[Start of Exercise material]

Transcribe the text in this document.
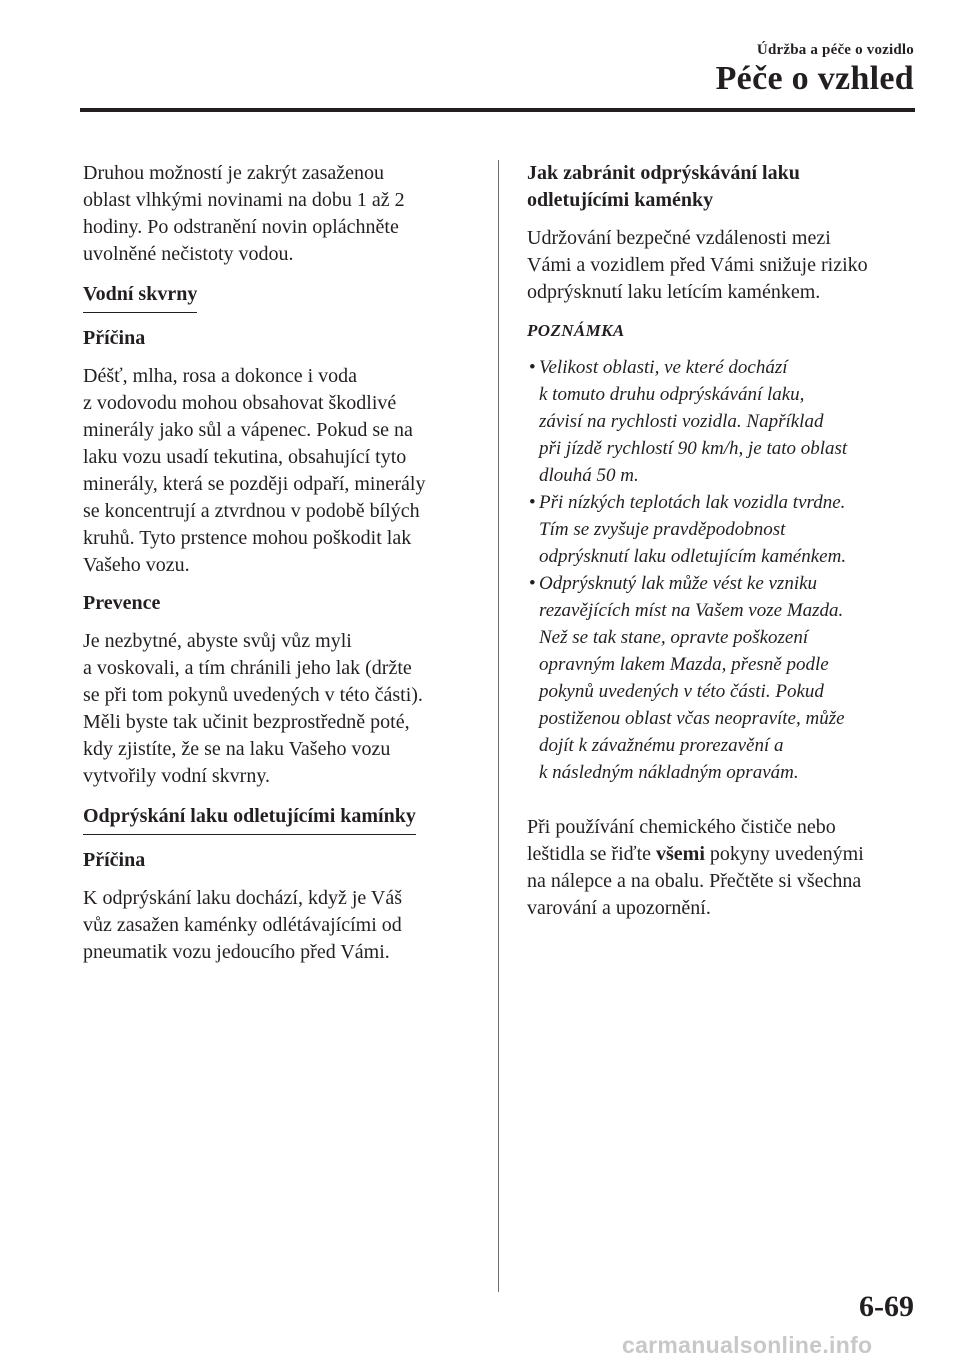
Údržba a péče o vozidlo
Péče o vzhled
Druhou možností je zakrýt zasaženou
oblast vlhkými novinami na dobu 1 až 2
hodiny. Po odstranění novin opláchněte
uvolněné nečistoty vodou.
Vodní skvrny
Příčina
Déšť, mlha, rosa a dokonce i voda
z vodovodu mohou obsahovat škodlivé
minerály jako sůl a vápenec. Pokud se na
laku vozu usadí tekutina, obsahující tyto
minerály, která se později odpaří, minerály
se koncentrují a ztvrdnou v podobě bílých
kruhů. Tyto prstence mohou poškodit lak
Vašeho vozu.
Prevence
Je nezbytné, abyste svůj vůz myli
a voskovali, a tím chránili jeho lak (držte
se při tom pokynů uvedených v této části).
Měli byste tak učinit bezprostředně poté,
kdy zjistíte, že se na laku Vašeho vozu
vytvořily vodní skvrny.
Odprýskání laku odletujícími kamínky
Příčina
K odprýskání laku dochází, když je Váš
vůz zasažen kaménky odlétávajícími od
pneumatik vozu jedoucího před Vámi.
Jak zabránit odprýskávání laku
odletujícími kaménky
Udržování bezpečné vzdálenosti mezi
Vámi a vozidlem před Vámi snižuje riziko
odprýsknutí laku letícím kaménkem.
POZNÁMKA
• Velikost oblasti, ve které dochází
k tomuto druhu odprýskávání laku,
závisí na rychlosti vozidla. Například
při jízdě rychlostí 90 km/h, je tato oblast
dlouhá 50 m.
• Při nízkých teplotách lak vozidla tvrdne.
Tím se zvyšuje pravděpodobnost
odprýsknutí laku odletujícím kaménkem.
• Odprýsknutý lak může vést ke vzniku
rezavějících míst na Vašem voze Mazda.
Než se tak stane, opravte poškození
opravným lakem Mazda, přesně podle
pokynů uvedených v této části. Pokud
postiženou oblast včas neopravíte, může
dojít k závažnému prorezavění a
k následným nákladným opravám.
Při používání chemického čističe nebo
leštidla se řiďte všemi pokyny uvedenými
na nálepce a na obalu. Přečtěte si všechna
varování a upozornění.
6-69
carmanualsonline.info
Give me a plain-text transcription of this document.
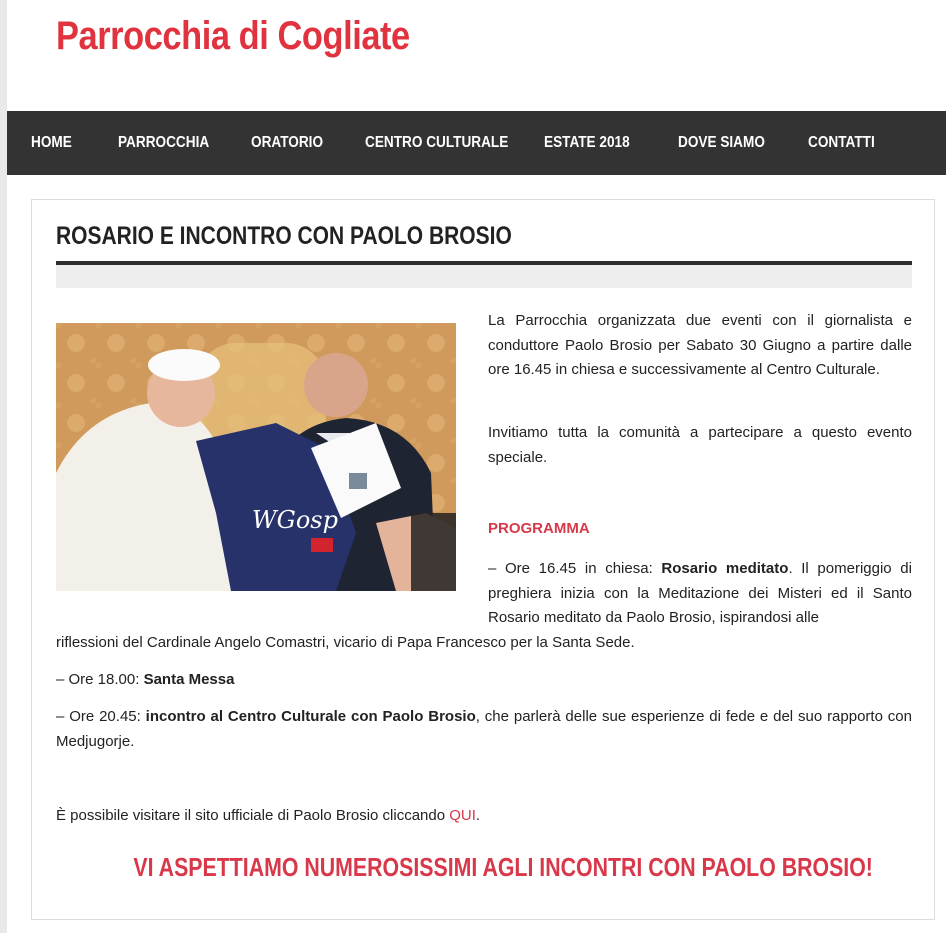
Parrocchia di Cogliate
HOME	PARROCCHIA	ORATORIO	CENTRO CULTURALE ESTATE 2018	DOVE SIAMO	CONTATTI
ROSARIO E INCONTRO CON PAOLO BROSIO
WGosp

La Parrocchia organizzata due eventi con il giornalista e conduttore Paolo Brosio per Sabato 30 Giugno a partire dalle ore 16.45 in chiesa e successivamente al Centro Culturale.

Invitiamo tutta la comunità a partecipare a questo evento speciale.

PROGRAMMA

– Ore 16.45 in chiesa: Rosario meditato. Il pomeriggio di preghiera inizia con la Meditazione dei Misteri ed il Santo Rosario meditato da Paolo Brosio, ispirandosi alle

riflessioni del Cardinale Angelo Comastri, vicario di Papa Francesco per la Santa Sede.

– Ore 18.00: Santa Messa

– Ore 20.45: incontro al Centro Culturale con Paolo Brosio, che parlerà delle sue esperienze di fede e del suo rapporto con Medjugorje.

È possibile visitare il sito ufficiale di Paolo Brosio cliccando QUI.

VI ASPETTIAMO NUMEROSISSIMI AGLI INCONTRI CON PAOLO BROSIO!
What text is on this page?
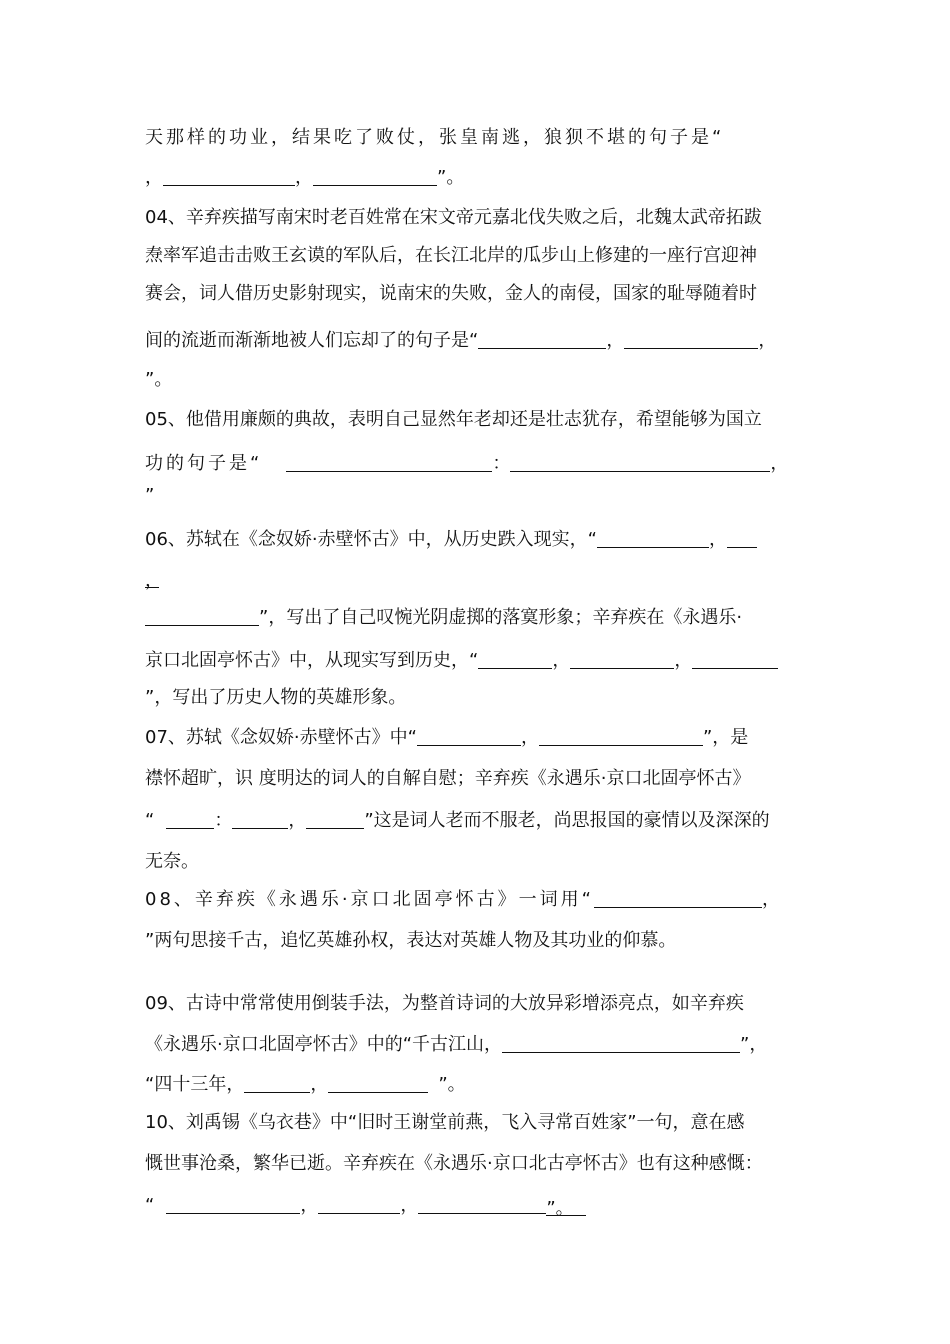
天那样的功业，结果吃了败仗，张皇南逃，狼狈不堪的句子是“
，	，	”。
04、辛弃疾描写南宋时老百姓常在宋文帝元嘉北伐失败之后，北魏太武帝拓跋
焘率军追击击败王玄谟的军队后，在长江北岸的瓜步山上修建的一座行宫迎神
赛会，词人借历史影射现实，说南宋的失败，金人的南侵，国家的耻辱随着时
间的流逝而渐渐地被人们忘却了的句子是“	，	，
”。
05、他借用廉颇的典故，表明自己显然年老却还是壮志犹存，希望能够为国立
功的句子是“	：	，
”
06、苏轼在《念奴娇·赤壁怀古》中，从历史跌入现实，“	，
，
”，写出了自己叹惋光阴虚掷的落寞形象；辛弃疾在《永遇乐·
京口北固亭怀古》中，从现实写到历史，“	，	，
”，写出了历史人物的英雄形象。
07、苏轼《念奴娇·赤壁怀古》中“	，	”，是
襟怀超旷，识 度明达的词人的自解自慰；辛弃疾《永遇乐·京口北固亭怀古》
“	：	，	”这是词人老而不服老，尚思报国的豪情以及深深的
无奈。
08、辛弃疾《永遇乐·京口北固亭怀古》一词用“	，
”两句思接千古，追忆英雄孙权，表达对英雄人物及其功业的仰慕。
09、古诗中常常使用倒装手法，为整首诗词的大放异彩增添亮点，如辛弃疾
《永遇乐·京口北固亭怀古》中的“千古江山，	”，
“四十三年，	，	”。
10、刘禹锡《乌衣巷》中“旧时王谢堂前燕，飞入寻常百姓家”一句，意在感
慨世事沧桑，繁华已逝。辛弃疾在《永遇乐·京口北古亭怀古》也有这种感慨：
“	，	，	”。
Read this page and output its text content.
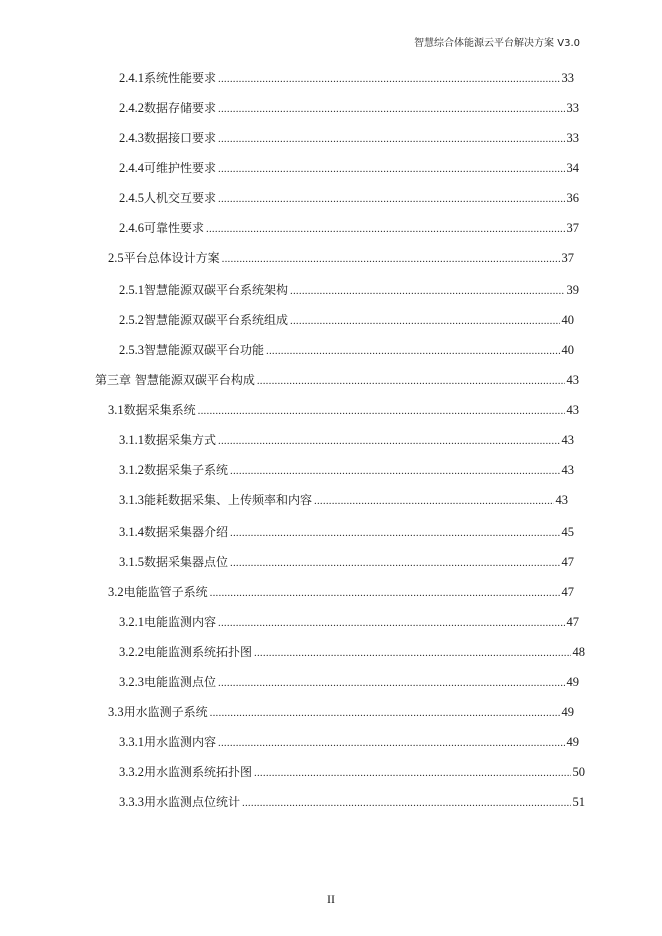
智慧综合体能源云平台解决方案 V3.0
2.4.1 系统性能要求 .....	33
2.4.2 数据存储要求 .....	33
2.4.3 数据接口要求 .....	33
2.4.4 可维护性要求 .....	34
2.4.5 人机交互要求 .....	36
2.4.6 可靠性要求 .....	37
2.5 平台总体设计方案 .....	37
2.5.1 智慧能源双碳平台系统架构 .....	39
2.5.2 智慧能源双碳平台系统组成 .....	40
2.5.3 智慧能源双碳平台功能 .....	40
第三章 智慧能源双碳平台构成 .....	43
3.1 数据采集系统 .....	43
3.1.1 数据采集方式 .....	43
3.1.2 数据采集子系统 .....	43
3.1.3 能耗数据采集、上传频率和内容 .....	43
3.1.4 数据采集器介绍 .....	45
3.1.5 数据采集器点位 .....	47
3.2 电能监管子系统 .....	47
3.2.1 电能监测内容 .....	47
3.2.2 电能监测系统拓扑图 .....	48
3.2.3 电能监测点位 .....	49
3.3 用水监测子系统 .....	49
3.3.1 用水监测内容 .....	49
3.3.2 用水监测系统拓扑图 .....	50
3.3.3 用水监测点位统计 .....	51
II
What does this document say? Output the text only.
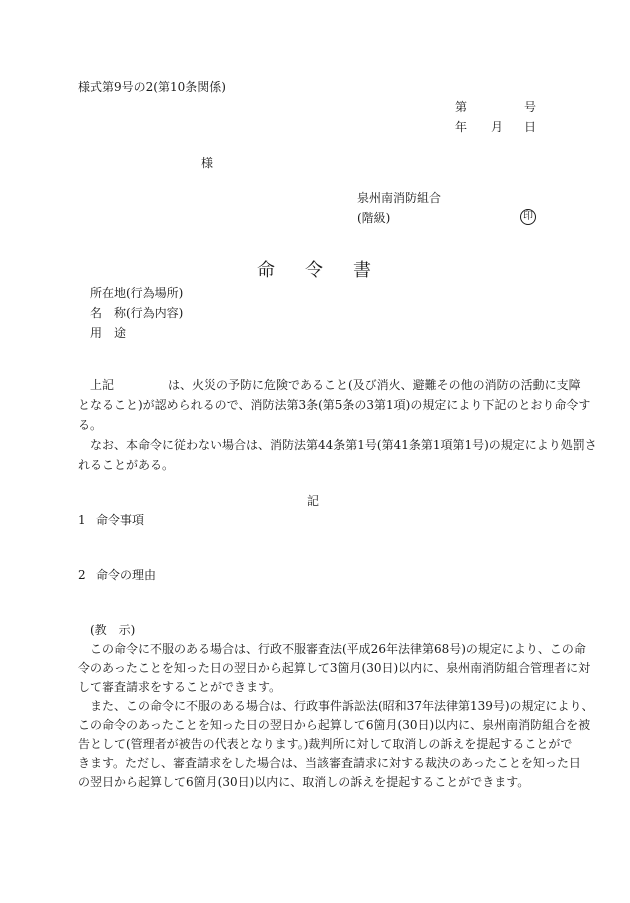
様式第9号の2(第10条関係)
第	号
年 月 日
様
泉州南消防組合
(階級)	印
命 令 書
所在地(行為場所)
名 称(行為内容)
用 途
上記	は、火災の予防に危険であること(及び消火、避難その他の消防の活動に支障
となること)が認められるので、消防法第3条(第5条の3第1項)の規定により下記のとおり命令す
る。
なお、本命令に従わない場合は、消防法第44条第1号(第41条第1項第1号)の規定により処罰さ
れることがある。
記
1 命令事項
2 命令の理由
(教　示)
この命令に不服のある場合は、行政不服審査法(平成26年法律第68号)の規定により、この命
令のあったことを知った日の翌日から起算して3箇月(30日)以内に、泉州南消防組合管理者に対
して審査請求をすることができます。
また、この命令に不服のある場合は、行政事件訴訟法(昭和37年法律第139号)の規定により、
この命令のあったことを知った日の翌日から起算して6箇月(30日)以内に、泉州南消防組合を被
告として(管理者が被告の代表となります。)裁判所に対して取消しの訴えを提起することがで
きます。ただし、審査請求をした場合は、当該審査請求に対する裁決のあったことを知った日
の翌日から起算して6箇月(30日)以内に、取消しの訴えを提起することができます。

[End of Exercise material]

◆ Task details ◆
Write the lines above out again exactly, without any of their pictures.

◆ Answer to the exercise ◆
Transcribe the text in this document.
Údržba a péče o vozidlo
Péče o vzhled
Druhou možností je zakrýt zasaženou
oblast vlhkými novinami na dobu 1 až 2
hodiny. Po odstranění novin opláchněte
uvolněné nečistoty vodou.
Vodní skvrny
Příčina
Déšť, mlha, rosa a dokonce i voda
z vodovodu mohou obsahovat škodlivé
minerály jako sůl a vápenec. Pokud se na
laku vozu usadí tekutina, obsahující tyto
minerály, která se později odpaří, minerály
se koncentrují a ztvrdnou v podobě bílých
kruhů. Tyto prstence mohou poškodit lak
Vašeho vozu.
Prevence
Je nezbytné, abyste svůj vůz myli
a voskovali, a tím chránili jeho lak (držte
se při tom pokynů uvedených v této části).
Měli byste tak učinit bezprostředně poté,
kdy zjistíte, že se na laku Vašeho vozu
vytvořily vodní skvrny.
Odprýskání laku odletujícími kamínky
Příčina
K odprýskání laku dochází, když je Váš
vůz zasažen kaménky odlétávajícími od
pneumatik vozu jedoucího před Vámi.
Jak zabránit odprýskávání laku
odletujícími kaménky
Udržování bezpečné vzdálenosti mezi
Vámi a vozidlem před Vámi snižuje riziko
odprýsknutí laku letícím kaménkem.
POZNÁMKA
• Velikost oblasti, ve které dochází
k tomuto druhu odprýskávání laku,
závisí na rychlosti vozidla. Například
při jízdě rychlostí 90 km/h, je tato oblast
dlouhá 50 m.
• Při nízkých teplotách lak vozidla tvrdne.
Tím se zvyšuje pravděpodobnost
odprýsknutí laku odletujícím kaménkem.
• Odprýsknutý lak může vést ke vzniku
rezavějících míst na Vašem voze Mazda.
Než se tak stane, opravte poškození
opravným lakem Mazda, přesně podle
pokynů uvedených v této části. Pokud
postiženou oblast včas neopravíte, může
dojít k závažnému prorezavění a
k následným nákladným opravám.
Při používání chemického čističe nebo
leštidla se řiďte všemi pokyny uvedenými
na nálepce a na obalu. Přečtěte si všechna
varování a upozornění.
6-69
carmanualsonline.info
Give me a plain-text transcription of this document.
Parrocchia di Cogliate
HOME	PARROCCHIA	ORATORIO	CENTRO CULTURALE ESTATE 2018	DOVE SIAMO	CONTATTI
ROSARIO E INCONTRO CON PAOLO BROSIO
WGosp

La Parrocchia organizzata due eventi con il giornalista e conduttore Paolo Brosio per Sabato 30 Giugno a partire dalle ore 16.45 in chiesa e successivamente al Centro Culturale.

Invitiamo tutta la comunità a partecipare a questo evento speciale.

PROGRAMMA

– Ore 16.45 in chiesa: Rosario meditato. Il pomeriggio di preghiera inizia con la Meditazione dei Misteri ed il Santo Rosario meditato da Paolo Brosio, ispirandosi alle

riflessioni del Cardinale Angelo Comastri, vicario di Papa Francesco per la Santa Sede.

– Ore 18.00: Santa Messa

– Ore 20.45: incontro al Centro Culturale con Paolo Brosio, che parlerà delle sue esperienze di fede e del suo rapporto con Medjugorje.

È possibile visitare il sito ufficiale di Paolo Brosio cliccando QUI.

VI ASPETTIAMO NUMEROSISSIMI AGLI INCONTRI CON PAOLO BROSIO!
What text is on this page?
天那样的功业，结果吃了败仗，张皇南逃，狼狈不堪的句子是“
，	，	”。
04、辛弃疾描写南宋时老百姓常在宋文帝元嘉北伐失败之后，北魏太武帝拓跋
焘率军追击击败王玄谟的军队后，在长江北岸的瓜步山上修建的一座行宫迎神
赛会，词人借历史影射现实，说南宋的失败，金人的南侵，国家的耻辱随着时
间的流逝而渐渐地被人们忘却了的句子是“	，	，
”。
05、他借用廉颇的典故，表明自己显然年老却还是壮志犹存，希望能够为国立
功的句子是“	：	，
”
06、苏轼在《念奴娇·赤壁怀古》中，从历史跌入现实，“	，
，
”，写出了自己叹惋光阴虚掷的落寞形象；辛弃疾在《永遇乐·
京口北固亭怀古》中，从现实写到历史，“	，	，
”，写出了历史人物的英雄形象。
07、苏轼《念奴娇·赤壁怀古》中“	，	”，是
襟怀超旷，识 度明达的词人的自解自慰；辛弃疾《永遇乐·京口北固亭怀古》
“	：	，	”这是词人老而不服老，尚思报国的豪情以及深深的
无奈。
08、辛弃疾《永遇乐·京口北固亭怀古》一词用“	，
”两句思接千古，追忆英雄孙权，表达对英雄人物及其功业的仰慕。
09、古诗中常常使用倒装手法，为整首诗词的大放异彩增添亮点，如辛弃疾
《永遇乐·京口北固亭怀古》中的“千古江山，	”，
“四十三年，	，	”。
10、刘禹锡《乌衣巷》中“旧时王谢堂前燕，飞入寻常百姓家”一句，意在感
慨世事沧桑，繁华已逝。辛弃疾在《永遇乐·京口北古亭怀古》也有这种感慨：
“	，	，	”。
Read this page and output its text content.
智慧综合体能源云平台解决方案 V3.0
2.4.1 系统性能要求 .....	33
2.4.2 数据存储要求 .....	33
2.4.3 数据接口要求 .....	33
2.4.4 可维护性要求 .....	34
2.4.5 人机交互要求 .....	36
2.4.6 可靠性要求 .....	37
2.5 平台总体设计方案 .....	37
2.5.1 智慧能源双碳平台系统架构 .....	39
2.5.2 智慧能源双碳平台系统组成 .....	40
2.5.3 智慧能源双碳平台功能 .....	40
第三章 智慧能源双碳平台构成 .....	43
3.1 数据采集系统 .....	43
3.1.1 数据采集方式 .....	43
3.1.2 数据采集子系统 .....	43
3.1.3 能耗数据采集、上传频率和内容 .....	43
3.1.4 数据采集器介绍 .....	45
3.1.5 数据采集器点位 .....	47
3.2 电能监管子系统 .....	47
3.2.1 电能监测内容 .....	47
3.2.2 电能监测系统拓扑图 .....	48
3.2.3 电能监测点位 .....	49
3.3 用水监测子系统 .....	49
3.3.1 用水监测内容 .....	49
3.3.2 用水监测系统拓扑图 .....	50
3.3.3 用水监测点位统计 .....	51
II
What does this document say? Output the text only.
様式第9号の2(第10条関係)
第	号
年 月 日
様
泉州南消防組合
(階級)	印
命 令 書
所在地(行為場所)
名 称(行為内容)
用 途
上記	は、火災の予防に危険であること(及び消火、避難その他の消防の活動に支障
となること)が認められるので、消防法第3条(第5条の3第1項)の規定により下記のとおり命令す
る。
なお、本命令に従わない場合は、消防法第44条第1号(第41条第1項第1号)の規定により処罰さ
れることがある。
記
1 命令事項
2 命令の理由
(教　示)
この命令に不服のある場合は、行政不服審査法(平成26年法律第68号)の規定により、この命
令のあったことを知った日の翌日から起算して3箇月(30日)以内に、泉州南消防組合管理者に対
して審査請求をすることができます。
また、この命令に不服のある場合は、行政事件訴訟法(昭和37年法律第139号)の規定により、
この命令のあったことを知った日の翌日から起算して6箇月(30日)以内に、泉州南消防組合を被
告として(管理者が被告の代表となります。)裁判所に対して取消しの訴えを提起することがで
きます。ただし、審査請求をした場合は、当該審査請求に対する裁決のあったことを知った日
の翌日から起算して6箇月(30日)以内に、取消しの訴えを提起することができます。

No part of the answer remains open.